[Excerpt from a dataset]
============================================================

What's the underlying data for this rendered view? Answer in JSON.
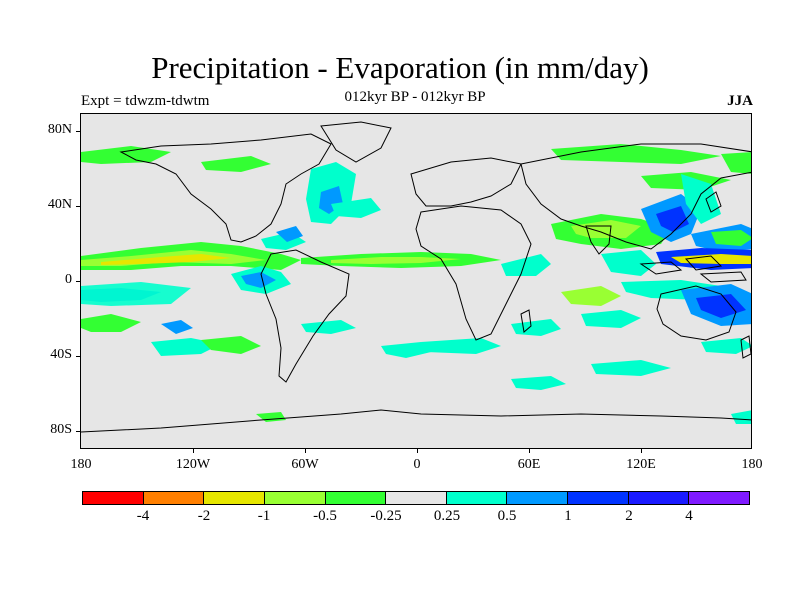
{
  "title": "Precipitation - Evaporation (in mm/day)",
  "subtitle": "012kyr BP - 012kyr BP",
  "left_label": "Expt = tdwzm-tdwtm",
  "right_label": "JJA",
  "lat_labels": [
    "80N",
    "40N",
    "0",
    "40S",
    "80S"
  ],
  "lon_labels": [
    "180",
    "120W",
    "60W",
    "0",
    "60E",
    "120E",
    "180"
  ],
  "colorbar": {
    "colors": [
      "#ff0000",
      "#ff7f00",
      "#e6e600",
      "#99ff33",
      "#33ff33",
      "#e6e6e6",
      "#00ffcc",
      "#0099ff",
      "#0033ff",
      "#1a1aff",
      "#7f1aff"
    ],
    "labels": [
      "-4",
      "-2",
      "-1",
      "-0.5",
      "-0.25",
      "0.25",
      "0.5",
      "1",
      "2",
      "4"
    ]
  },
  "palette": {
    "background": "#e6e6e6",
    "coast": "#000000"
  }
}
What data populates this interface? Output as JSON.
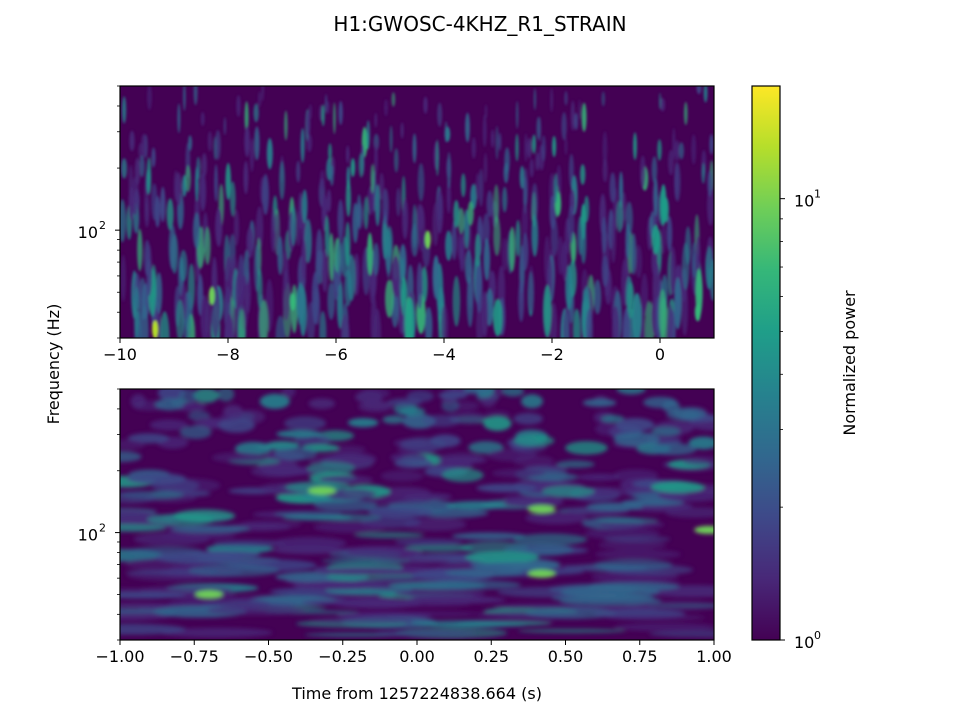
{
  "title": "H1:GWOSC-4KHZ_R1_STRAIN",
  "ylabel": "Frequency (Hz)",
  "xlabel": "Time from 1257224838.664 (s)",
  "colorbar": {
    "label": "Normalized power",
    "scale": "log",
    "range": [
      1,
      18
    ],
    "ticks": [
      {
        "value": 1,
        "base": "10",
        "exp": "0"
      },
      {
        "value": 10,
        "base": "10",
        "exp": "1"
      }
    ],
    "colormap": [
      "#440154",
      "#482878",
      "#3e4989",
      "#31688e",
      "#26828e",
      "#1f9e89",
      "#35b779",
      "#6ece58",
      "#b5de2b",
      "#fde725"
    ]
  },
  "chart_data": [
    {
      "type": "heatmap",
      "name": "spectrogram-top",
      "xlim": [
        -10,
        1
      ],
      "ylim": [
        30,
        500
      ],
      "yscale": "log",
      "xticks": [
        -10,
        -8,
        -6,
        -4,
        -2,
        0
      ],
      "xtick_labels": [
        "−10",
        "−8",
        "−6",
        "−4",
        "−2",
        "0"
      ],
      "ytick_labels": [
        {
          "value": 100,
          "base": "10",
          "exp": "2"
        }
      ],
      "grid": false,
      "features": [
        {
          "t": -9.35,
          "f": 33,
          "power": 12
        },
        {
          "t": -8.3,
          "f": 48,
          "power": 10
        },
        {
          "t": -4.3,
          "f": 90,
          "power": 9
        },
        {
          "t": -6.8,
          "f": 45,
          "power": 8
        },
        {
          "t": 0.7,
          "f": 40,
          "power": 8
        }
      ]
    },
    {
      "type": "heatmap",
      "name": "spectrogram-bottom",
      "xlim": [
        -1,
        1
      ],
      "ylim": [
        30,
        500
      ],
      "yscale": "log",
      "xticks": [
        -1,
        -0.75,
        -0.5,
        -0.25,
        0,
        0.25,
        0.5,
        0.75,
        1
      ],
      "xtick_labels": [
        "−1.00",
        "−0.75",
        "−0.50",
        "−0.25",
        "0.00",
        "0.25",
        "0.50",
        "0.75",
        "1.00"
      ],
      "ytick_labels": [
        {
          "value": 100,
          "base": "10",
          "exp": "2"
        }
      ],
      "grid": false,
      "features": [
        {
          "t": -0.7,
          "f": 50,
          "power": 10
        },
        {
          "t": -0.32,
          "f": 160,
          "power": 10
        },
        {
          "t": 0.42,
          "f": 130,
          "power": 10
        },
        {
          "t": 0.98,
          "f": 103,
          "power": 10
        },
        {
          "t": 0.42,
          "f": 63,
          "power": 9
        }
      ]
    }
  ]
}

============================================================

[Task directions] Reproduce every line exactly and omit all pictures.

[Answer to this problem]
What's the underlying data for this rendered view? Answer in JSON.
{
  "title": "Precipitation - Evaporation (in mm/day)",
  "subtitle": "012kyr BP - 012kyr BP",
  "left_label": "Expt = tdwzm-tdwtm",
  "right_label": "JJA",
  "lat_labels": [
    "80N",
    "40N",
    "0",
    "40S",
    "80S"
  ],
  "lon_labels": [
    "180",
    "120W",
    "60W",
    "0",
    "60E",
    "120E",
    "180"
  ],
  "colorbar": {
    "colors": [
      "#ff0000",
      "#ff7f00",
      "#e6e600",
      "#99ff33",
      "#33ff33",
      "#e6e6e6",
      "#00ffcc",
      "#0099ff",
      "#0033ff",
      "#1a1aff",
      "#7f1aff"
    ],
    "labels": [
      "-4",
      "-2",
      "-1",
      "-0.5",
      "-0.25",
      "0.25",
      "0.5",
      "1",
      "2",
      "4"
    ]
  },
  "palette": {
    "background": "#e6e6e6",
    "coast": "#000000"
  }
}
What data populates this interface? Output as JSON.
{
  "title": "H1:GWOSC-4KHZ_R1_STRAIN",
  "ylabel": "Frequency (Hz)",
  "xlabel": "Time from 1257224838.664 (s)",
  "colorbar": {
    "label": "Normalized power",
    "scale": "log",
    "range": [
      1,
      18
    ],
    "ticks": [
      {
        "value": 1,
        "base": "10",
        "exp": "0"
      },
      {
        "value": 10,
        "base": "10",
        "exp": "1"
      }
    ],
    "colormap": [
      "#440154",
      "#482878",
      "#3e4989",
      "#31688e",
      "#26828e",
      "#1f9e89",
      "#35b779",
      "#6ece58",
      "#b5de2b",
      "#fde725"
    ]
  },
  "chart_data": [
    {
      "type": "heatmap",
      "name": "spectrogram-top",
      "xlim": [
        -10,
        1
      ],
      "ylim": [
        30,
        500
      ],
      "yscale": "log",
      "xticks": [
        -10,
        -8,
        -6,
        -4,
        -2,
        0
      ],
      "xtick_labels": [
        "−10",
        "−8",
        "−6",
        "−4",
        "−2",
        "0"
      ],
      "ytick_labels": [
        {
          "value": 100,
          "base": "10",
          "exp": "2"
        }
      ],
      "grid": false,
      "features": [
        {
          "t": -9.35,
          "f": 33,
          "power": 12
        },
        {
          "t": -8.3,
          "f": 48,
          "power": 10
        },
        {
          "t": -4.3,
          "f": 90,
          "power": 9
        },
        {
          "t": -6.8,
          "f": 45,
          "power": 8
        },
        {
          "t": 0.7,
          "f": 40,
          "power": 8
        }
      ]
    },
    {
      "type": "heatmap",
      "name": "spectrogram-bottom",
      "xlim": [
        -1,
        1
      ],
      "ylim": [
        30,
        500
      ],
      "yscale": "log",
      "xticks": [
        -1,
        -0.75,
        -0.5,
        -0.25,
        0,
        0.25,
        0.5,
        0.75,
        1
      ],
      "xtick_labels": [
        "−1.00",
        "−0.75",
        "−0.50",
        "−0.25",
        "0.00",
        "0.25",
        "0.50",
        "0.75",
        "1.00"
      ],
      "ytick_labels": [
        {
          "value": 100,
          "base": "10",
          "exp": "2"
        }
      ],
      "grid": false,
      "features": [
        {
          "t": -0.7,
          "f": 50,
          "power": 10
        },
        {
          "t": -0.32,
          "f": 160,
          "power": 10
        },
        {
          "t": 0.42,
          "f": 130,
          "power": 10
        },
        {
          "t": 0.98,
          "f": 103,
          "power": 10
        },
        {
          "t": 0.42,
          "f": 63,
          "power": 9
        }
      ]
    }
  ]
}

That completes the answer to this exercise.